* _Problem details_
Search the records below for the word "todos". Pull out each line that has it.

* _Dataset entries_
-=-=-=-=-

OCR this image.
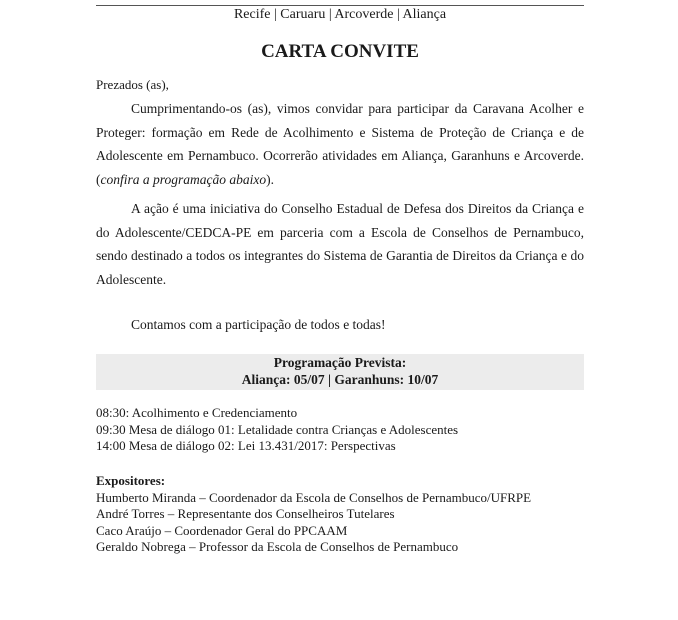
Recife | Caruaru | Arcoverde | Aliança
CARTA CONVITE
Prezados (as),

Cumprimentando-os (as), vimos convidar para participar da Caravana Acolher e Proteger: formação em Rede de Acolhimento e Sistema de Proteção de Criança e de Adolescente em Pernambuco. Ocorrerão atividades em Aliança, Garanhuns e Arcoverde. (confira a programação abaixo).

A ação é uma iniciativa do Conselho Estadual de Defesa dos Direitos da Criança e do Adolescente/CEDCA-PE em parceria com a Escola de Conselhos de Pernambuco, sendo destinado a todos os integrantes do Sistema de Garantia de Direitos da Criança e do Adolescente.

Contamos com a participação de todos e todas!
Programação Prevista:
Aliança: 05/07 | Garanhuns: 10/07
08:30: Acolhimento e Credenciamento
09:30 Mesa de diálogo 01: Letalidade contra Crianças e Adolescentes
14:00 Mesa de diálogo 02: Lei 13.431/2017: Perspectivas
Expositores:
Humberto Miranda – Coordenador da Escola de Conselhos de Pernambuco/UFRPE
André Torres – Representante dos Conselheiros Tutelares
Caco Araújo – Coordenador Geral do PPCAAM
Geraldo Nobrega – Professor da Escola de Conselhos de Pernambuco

-=-=-=-=-

* _Written reply_
A ação é uma iniciativa do Conselho Estadual de Defesa dos Direitos da Criança e do Adolescente/CEDCA-PE em parceria com a Escola de Conselhos de Pernambuco, sendo destinado a todos os integrantes do Sistema de Garantia de Direitos da Criança e do Adolescente.
Contamos com a participação de todos e todas!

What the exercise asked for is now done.